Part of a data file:
=======

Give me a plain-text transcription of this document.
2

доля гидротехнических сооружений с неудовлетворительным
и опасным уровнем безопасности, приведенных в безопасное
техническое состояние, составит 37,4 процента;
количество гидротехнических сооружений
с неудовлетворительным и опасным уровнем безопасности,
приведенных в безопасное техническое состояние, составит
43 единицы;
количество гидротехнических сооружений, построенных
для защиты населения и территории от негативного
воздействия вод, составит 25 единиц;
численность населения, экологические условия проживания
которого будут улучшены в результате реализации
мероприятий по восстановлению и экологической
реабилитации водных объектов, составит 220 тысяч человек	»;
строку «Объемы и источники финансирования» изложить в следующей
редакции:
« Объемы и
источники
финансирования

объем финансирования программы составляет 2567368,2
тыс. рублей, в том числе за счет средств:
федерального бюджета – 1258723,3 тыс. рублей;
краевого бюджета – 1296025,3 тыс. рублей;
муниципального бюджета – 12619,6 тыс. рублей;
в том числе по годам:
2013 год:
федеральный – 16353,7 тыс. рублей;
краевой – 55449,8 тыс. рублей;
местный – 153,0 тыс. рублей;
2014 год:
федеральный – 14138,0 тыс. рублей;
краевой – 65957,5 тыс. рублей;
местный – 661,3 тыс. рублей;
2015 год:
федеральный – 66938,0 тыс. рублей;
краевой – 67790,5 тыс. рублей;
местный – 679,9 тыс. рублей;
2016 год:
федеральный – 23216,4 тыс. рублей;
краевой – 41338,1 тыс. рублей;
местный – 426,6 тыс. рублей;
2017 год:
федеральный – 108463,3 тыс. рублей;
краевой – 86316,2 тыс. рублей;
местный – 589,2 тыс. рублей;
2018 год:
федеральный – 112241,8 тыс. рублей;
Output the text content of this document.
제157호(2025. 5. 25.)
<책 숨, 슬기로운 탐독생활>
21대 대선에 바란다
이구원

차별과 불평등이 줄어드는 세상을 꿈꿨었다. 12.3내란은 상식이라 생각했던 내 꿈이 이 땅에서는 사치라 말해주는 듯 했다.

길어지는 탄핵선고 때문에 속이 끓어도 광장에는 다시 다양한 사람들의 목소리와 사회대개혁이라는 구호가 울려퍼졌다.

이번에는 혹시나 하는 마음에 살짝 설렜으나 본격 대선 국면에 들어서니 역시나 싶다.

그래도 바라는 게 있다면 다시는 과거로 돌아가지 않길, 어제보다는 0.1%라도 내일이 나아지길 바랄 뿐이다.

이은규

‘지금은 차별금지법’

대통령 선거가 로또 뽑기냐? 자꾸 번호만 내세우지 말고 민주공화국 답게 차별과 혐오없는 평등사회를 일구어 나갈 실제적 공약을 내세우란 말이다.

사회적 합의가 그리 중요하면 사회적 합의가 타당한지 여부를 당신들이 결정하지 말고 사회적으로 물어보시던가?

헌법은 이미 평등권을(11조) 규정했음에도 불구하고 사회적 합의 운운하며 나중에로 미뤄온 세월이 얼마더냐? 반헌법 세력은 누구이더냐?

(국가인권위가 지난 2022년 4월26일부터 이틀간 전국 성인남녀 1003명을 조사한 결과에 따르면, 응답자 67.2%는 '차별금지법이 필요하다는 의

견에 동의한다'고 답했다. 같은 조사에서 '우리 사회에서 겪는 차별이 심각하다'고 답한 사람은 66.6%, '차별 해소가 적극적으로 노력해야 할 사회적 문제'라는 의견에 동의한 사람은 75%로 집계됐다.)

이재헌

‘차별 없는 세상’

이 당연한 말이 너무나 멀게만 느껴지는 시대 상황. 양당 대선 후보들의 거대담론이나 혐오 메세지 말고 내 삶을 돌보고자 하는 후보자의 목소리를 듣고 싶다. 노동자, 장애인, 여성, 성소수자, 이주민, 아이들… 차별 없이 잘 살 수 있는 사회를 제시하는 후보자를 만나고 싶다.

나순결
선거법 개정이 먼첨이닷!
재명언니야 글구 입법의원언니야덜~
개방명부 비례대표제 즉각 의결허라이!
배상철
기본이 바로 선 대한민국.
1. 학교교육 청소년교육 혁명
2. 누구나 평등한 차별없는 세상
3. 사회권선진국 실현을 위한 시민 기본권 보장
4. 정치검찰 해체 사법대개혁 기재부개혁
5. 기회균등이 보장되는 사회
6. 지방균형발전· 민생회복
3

=======

# Task description
Using the data above, print every record exactly as shown.

# Solved exercise
Give me a plain-text transcription of this document.
2

доля гидротехнических сооружений с неудовлетворительным
и опасным уровнем безопасности, приведенных в безопасное
техническое состояние, составит 37,4 процента;
количество гидротехнических сооружений
с неудовлетворительным и опасным уровнем безопасности,
приведенных в безопасное техническое состояние, составит
43 единицы;
количество гидротехнических сооружений, построенных
для защиты населения и территории от негативного
воздействия вод, составит 25 единиц;
численность населения, экологические условия проживания
которого будут улучшены в результате реализации
мероприятий по восстановлению и экологической
реабилитации водных объектов, составит 220 тысяч человек	»;
строку «Объемы и источники финансирования» изложить в следующей
редакции:
« Объемы и
источники
финансирования

объем финансирования программы составляет 2567368,2
тыс. рублей, в том числе за счет средств:
федерального бюджета – 1258723,3 тыс. рублей;
краевого бюджета – 1296025,3 тыс. рублей;
муниципального бюджета – 12619,6 тыс. рублей;
в том числе по годам:
2013 год:
федеральный – 16353,7 тыс. рублей;
краевой – 55449,8 тыс. рублей;
местный – 153,0 тыс. рублей;
2014 год:
федеральный – 14138,0 тыс. рублей;
краевой – 65957,5 тыс. рублей;
местный – 661,3 тыс. рублей;
2015 год:
федеральный – 66938,0 тыс. рублей;
краевой – 67790,5 тыс. рублей;
местный – 679,9 тыс. рублей;
2016 год:
федеральный – 23216,4 тыс. рублей;
краевой – 41338,1 тыс. рублей;
местный – 426,6 тыс. рублей;
2017 год:
федеральный – 108463,3 тыс. рублей;
краевой – 86316,2 тыс. рублей;
местный – 589,2 тыс. рублей;
2018 год:
федеральный – 112241,8 тыс. рублей;
Output the text content of this document.
제157호(2025. 5. 25.)
<책 숨, 슬기로운 탐독생활>
21대 대선에 바란다
이구원

차별과 불평등이 줄어드는 세상을 꿈꿨었다. 12.3내란은 상식이라 생각했던 내 꿈이 이 땅에서는 사치라 말해주는 듯 했다.

길어지는 탄핵선고 때문에 속이 끓어도 광장에는 다시 다양한 사람들의 목소리와 사회대개혁이라는 구호가 울려퍼졌다.

이번에는 혹시나 하는 마음에 살짝 설렜으나 본격 대선 국면에 들어서니 역시나 싶다.

그래도 바라는 게 있다면 다시는 과거로 돌아가지 않길, 어제보다는 0.1%라도 내일이 나아지길 바랄 뿐이다.

이은규

‘지금은 차별금지법’

대통령 선거가 로또 뽑기냐? 자꾸 번호만 내세우지 말고 민주공화국 답게 차별과 혐오없는 평등사회를 일구어 나갈 실제적 공약을 내세우란 말이다.

사회적 합의가 그리 중요하면 사회적 합의가 타당한지 여부를 당신들이 결정하지 말고 사회적으로 물어보시던가?

헌법은 이미 평등권을(11조) 규정했음에도 불구하고 사회적 합의 운운하며 나중에로 미뤄온 세월이 얼마더냐? 반헌법 세력은 누구이더냐?

(국가인권위가 지난 2022년 4월26일부터 이틀간 전국 성인남녀 1003명을 조사한 결과에 따르면, 응답자 67.2%는 '차별금지법이 필요하다는 의

견에 동의한다'고 답했다. 같은 조사에서 '우리 사회에서 겪는 차별이 심각하다'고 답한 사람은 66.6%, '차별 해소가 적극적으로 노력해야 할 사회적 문제'라는 의견에 동의한 사람은 75%로 집계됐다.)

이재헌

‘차별 없는 세상’

이 당연한 말이 너무나 멀게만 느껴지는 시대 상황. 양당 대선 후보들의 거대담론이나 혐오 메세지 말고 내 삶을 돌보고자 하는 후보자의 목소리를 듣고 싶다. 노동자, 장애인, 여성, 성소수자, 이주민, 아이들… 차별 없이 잘 살 수 있는 사회를 제시하는 후보자를 만나고 싶다.

나순결
선거법 개정이 먼첨이닷!
재명언니야 글구 입법의원언니야덜~
개방명부 비례대표제 즉각 의결허라이!
배상철
기본이 바로 선 대한민국.
1. 학교교육 청소년교육 혁명
2. 누구나 평등한 차별없는 세상
3. 사회권선진국 실현을 위한 시민 기본권 보장
4. 정치검찰 해체 사법대개혁 기재부개혁
5. 기회균등이 보장되는 사회
6. 지방균형발전· 민생회복
3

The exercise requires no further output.